start

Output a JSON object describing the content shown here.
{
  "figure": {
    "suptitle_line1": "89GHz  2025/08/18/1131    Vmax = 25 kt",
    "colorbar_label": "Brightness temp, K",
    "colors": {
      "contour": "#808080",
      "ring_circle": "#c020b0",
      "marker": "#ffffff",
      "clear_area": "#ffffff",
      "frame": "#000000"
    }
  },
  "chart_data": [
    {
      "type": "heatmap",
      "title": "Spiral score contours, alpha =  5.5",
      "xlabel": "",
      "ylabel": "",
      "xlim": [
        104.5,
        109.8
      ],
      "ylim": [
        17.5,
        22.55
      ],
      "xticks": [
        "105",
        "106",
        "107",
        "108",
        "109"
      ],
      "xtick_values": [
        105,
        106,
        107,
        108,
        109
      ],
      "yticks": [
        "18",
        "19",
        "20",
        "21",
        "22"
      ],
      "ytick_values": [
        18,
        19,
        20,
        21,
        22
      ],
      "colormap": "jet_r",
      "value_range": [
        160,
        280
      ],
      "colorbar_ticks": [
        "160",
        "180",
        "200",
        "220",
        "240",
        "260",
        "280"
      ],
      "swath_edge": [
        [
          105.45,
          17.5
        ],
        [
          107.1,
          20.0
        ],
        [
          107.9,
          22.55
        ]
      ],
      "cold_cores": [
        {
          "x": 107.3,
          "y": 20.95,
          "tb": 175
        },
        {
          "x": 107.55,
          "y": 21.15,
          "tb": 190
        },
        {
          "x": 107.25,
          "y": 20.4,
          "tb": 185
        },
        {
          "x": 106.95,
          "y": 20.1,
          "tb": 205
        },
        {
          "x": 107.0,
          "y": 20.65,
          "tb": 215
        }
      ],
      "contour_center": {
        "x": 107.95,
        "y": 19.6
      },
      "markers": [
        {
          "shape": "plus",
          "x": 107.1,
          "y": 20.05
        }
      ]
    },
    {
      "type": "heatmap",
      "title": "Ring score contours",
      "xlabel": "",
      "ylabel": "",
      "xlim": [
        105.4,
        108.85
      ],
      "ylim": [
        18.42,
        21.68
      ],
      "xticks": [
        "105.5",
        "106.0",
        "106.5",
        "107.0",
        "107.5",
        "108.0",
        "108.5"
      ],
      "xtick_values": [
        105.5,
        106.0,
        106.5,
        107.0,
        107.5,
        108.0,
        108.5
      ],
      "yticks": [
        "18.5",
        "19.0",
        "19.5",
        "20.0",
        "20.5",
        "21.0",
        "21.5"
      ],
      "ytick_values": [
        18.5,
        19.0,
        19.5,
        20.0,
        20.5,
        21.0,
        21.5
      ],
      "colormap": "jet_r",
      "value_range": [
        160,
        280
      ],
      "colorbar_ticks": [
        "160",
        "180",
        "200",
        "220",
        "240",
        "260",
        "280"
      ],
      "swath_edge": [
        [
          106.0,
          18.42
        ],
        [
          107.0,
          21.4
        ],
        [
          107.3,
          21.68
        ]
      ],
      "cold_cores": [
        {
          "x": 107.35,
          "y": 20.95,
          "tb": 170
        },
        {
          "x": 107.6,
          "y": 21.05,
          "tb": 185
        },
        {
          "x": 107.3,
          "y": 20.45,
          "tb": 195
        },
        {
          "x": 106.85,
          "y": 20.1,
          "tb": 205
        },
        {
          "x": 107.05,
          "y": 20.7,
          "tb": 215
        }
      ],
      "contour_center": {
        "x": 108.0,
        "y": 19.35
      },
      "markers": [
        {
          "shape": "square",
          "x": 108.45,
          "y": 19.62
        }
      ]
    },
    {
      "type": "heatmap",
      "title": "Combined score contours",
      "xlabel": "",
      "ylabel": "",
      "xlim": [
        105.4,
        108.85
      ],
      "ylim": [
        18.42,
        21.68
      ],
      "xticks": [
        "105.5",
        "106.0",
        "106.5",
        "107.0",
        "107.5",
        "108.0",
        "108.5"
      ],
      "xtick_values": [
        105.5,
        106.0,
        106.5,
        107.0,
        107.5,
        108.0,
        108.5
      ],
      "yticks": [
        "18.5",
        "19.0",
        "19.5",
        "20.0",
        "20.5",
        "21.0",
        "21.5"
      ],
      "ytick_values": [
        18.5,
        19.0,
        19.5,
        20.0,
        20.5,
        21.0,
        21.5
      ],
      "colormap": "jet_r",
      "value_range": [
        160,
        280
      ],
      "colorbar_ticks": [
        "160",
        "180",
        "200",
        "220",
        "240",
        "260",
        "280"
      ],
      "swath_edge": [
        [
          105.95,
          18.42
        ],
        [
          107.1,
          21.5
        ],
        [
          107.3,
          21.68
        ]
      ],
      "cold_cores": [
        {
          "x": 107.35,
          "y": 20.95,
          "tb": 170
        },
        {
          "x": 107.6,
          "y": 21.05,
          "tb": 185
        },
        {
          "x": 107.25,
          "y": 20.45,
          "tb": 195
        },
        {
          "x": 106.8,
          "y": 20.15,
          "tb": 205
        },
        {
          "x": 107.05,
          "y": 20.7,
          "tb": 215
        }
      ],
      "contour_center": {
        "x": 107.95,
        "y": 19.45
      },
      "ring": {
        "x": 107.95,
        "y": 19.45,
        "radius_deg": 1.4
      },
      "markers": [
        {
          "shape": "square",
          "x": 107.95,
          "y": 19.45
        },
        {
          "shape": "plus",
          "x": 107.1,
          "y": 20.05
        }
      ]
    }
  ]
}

end

» **GOAL**: Return the lines above exactly, keeping every word.

» **TASK OUTPUT**:
Output a JSON object describing the content shown here.
{
  "figure": {
    "suptitle_line1": "89GHz  2025/08/18/1131    Vmax = 25 kt",
    "colorbar_label": "Brightness temp, K",
    "colors": {
      "contour": "#808080",
      "ring_circle": "#c020b0",
      "marker": "#ffffff",
      "clear_area": "#ffffff",
      "frame": "#000000"
    }
  },
  "chart_data": [
    {
      "type": "heatmap",
      "title": "Spiral score contours, alpha =  5.5",
      "xlabel": "",
      "ylabel": "",
      "xlim": [
        104.5,
        109.8
      ],
      "ylim": [
        17.5,
        22.55
      ],
      "xticks": [
        "105",
        "106",
        "107",
        "108",
        "109"
      ],
      "xtick_values": [
        105,
        106,
        107,
        108,
        109
      ],
      "yticks": [
        "18",
        "19",
        "20",
        "21",
        "22"
      ],
      "ytick_values": [
        18,
        19,
        20,
        21,
        22
      ],
      "colormap": "jet_r",
      "value_range": [
        160,
        280
      ],
      "colorbar_ticks": [
        "160",
        "180",
        "200",
        "220",
        "240",
        "260",
        "280"
      ],
      "swath_edge": [
        [
          105.45,
          17.5
        ],
        [
          107.1,
          20.0
        ],
        [
          107.9,
          22.55
        ]
      ],
      "cold_cores": [
        {
          "x": 107.3,
          "y": 20.95,
          "tb": 175
        },
        {
          "x": 107.55,
          "y": 21.15,
          "tb": 190
        },
        {
          "x": 107.25,
          "y": 20.4,
          "tb": 185
        },
        {
          "x": 106.95,
          "y": 20.1,
          "tb": 205
        },
        {
          "x": 107.0,
          "y": 20.65,
          "tb": 215
        }
      ],
      "contour_center": {
        "x": 107.95,
        "y": 19.6
      },
      "markers": [
        {
          "shape": "plus",
          "x": 107.1,
          "y": 20.05
        }
      ]
    },
    {
      "type": "heatmap",
      "title": "Ring score contours",
      "xlabel": "",
      "ylabel": "",
      "xlim": [
        105.4,
        108.85
      ],
      "ylim": [
        18.42,
        21.68
      ],
      "xticks": [
        "105.5",
        "106.0",
        "106.5",
        "107.0",
        "107.5",
        "108.0",
        "108.5"
      ],
      "xtick_values": [
        105.5,
        106.0,
        106.5,
        107.0,
        107.5,
        108.0,
        108.5
      ],
      "yticks": [
        "18.5",
        "19.0",
        "19.5",
        "20.0",
        "20.5",
        "21.0",
        "21.5"
      ],
      "ytick_values": [
        18.5,
        19.0,
        19.5,
        20.0,
        20.5,
        21.0,
        21.5
      ],
      "colormap": "jet_r",
      "value_range": [
        160,
        280
      ],
      "colorbar_ticks": [
        "160",
        "180",
        "200",
        "220",
        "240",
        "260",
        "280"
      ],
      "swath_edge": [
        [
          106.0,
          18.42
        ],
        [
          107.0,
          21.4
        ],
        [
          107.3,
          21.68
        ]
      ],
      "cold_cores": [
        {
          "x": 107.35,
          "y": 20.95,
          "tb": 170
        },
        {
          "x": 107.6,
          "y": 21.05,
          "tb": 185
        },
        {
          "x": 107.3,
          "y": 20.45,
          "tb": 195
        },
        {
          "x": 106.85,
          "y": 20.1,
          "tb": 205
        },
        {
          "x": 107.05,
          "y": 20.7,
          "tb": 215
        }
      ],
      "contour_center": {
        "x": 108.0,
        "y": 19.35
      },
      "markers": [
        {
          "shape": "square",
          "x": 108.45,
          "y": 19.62
        }
      ]
    },
    {
      "type": "heatmap",
      "title": "Combined score contours",
      "xlabel": "",
      "ylabel": "",
      "xlim": [
        105.4,
        108.85
      ],
      "ylim": [
        18.42,
        21.68
      ],
      "xticks": [
        "105.5",
        "106.0",
        "106.5",
        "107.0",
        "107.5",
        "108.0",
        "108.5"
      ],
      "xtick_values": [
        105.5,
        106.0,
        106.5,
        107.0,
        107.5,
        108.0,
        108.5
      ],
      "yticks": [
        "18.5",
        "19.0",
        "19.5",
        "20.0",
        "20.5",
        "21.0",
        "21.5"
      ],
      "ytick_values": [
        18.5,
        19.0,
        19.5,
        20.0,
        20.5,
        21.0,
        21.5
      ],
      "colormap": "jet_r",
      "value_range": [
        160,
        280
      ],
      "colorbar_ticks": [
        "160",
        "180",
        "200",
        "220",
        "240",
        "260",
        "280"
      ],
      "swath_edge": [
        [
          105.95,
          18.42
        ],
        [
          107.1,
          21.5
        ],
        [
          107.3,
          21.68
        ]
      ],
      "cold_cores": [
        {
          "x": 107.35,
          "y": 20.95,
          "tb": 170
        },
        {
          "x": 107.6,
          "y": 21.05,
          "tb": 185
        },
        {
          "x": 107.25,
          "y": 20.45,
          "tb": 195
        },
        {
          "x": 106.8,
          "y": 20.15,
          "tb": 205
        },
        {
          "x": 107.05,
          "y": 20.7,
          "tb": 215
        }
      ],
      "contour_center": {
        "x": 107.95,
        "y": 19.45
      },
      "ring": {
        "x": 107.95,
        "y": 19.45,
        "radius_deg": 1.4
      },
      "markers": [
        {
          "shape": "square",
          "x": 107.95,
          "y": 19.45
        },
        {
          "shape": "plus",
          "x": 107.1,
          "y": 20.05
        }
      ]
    }
  ]
}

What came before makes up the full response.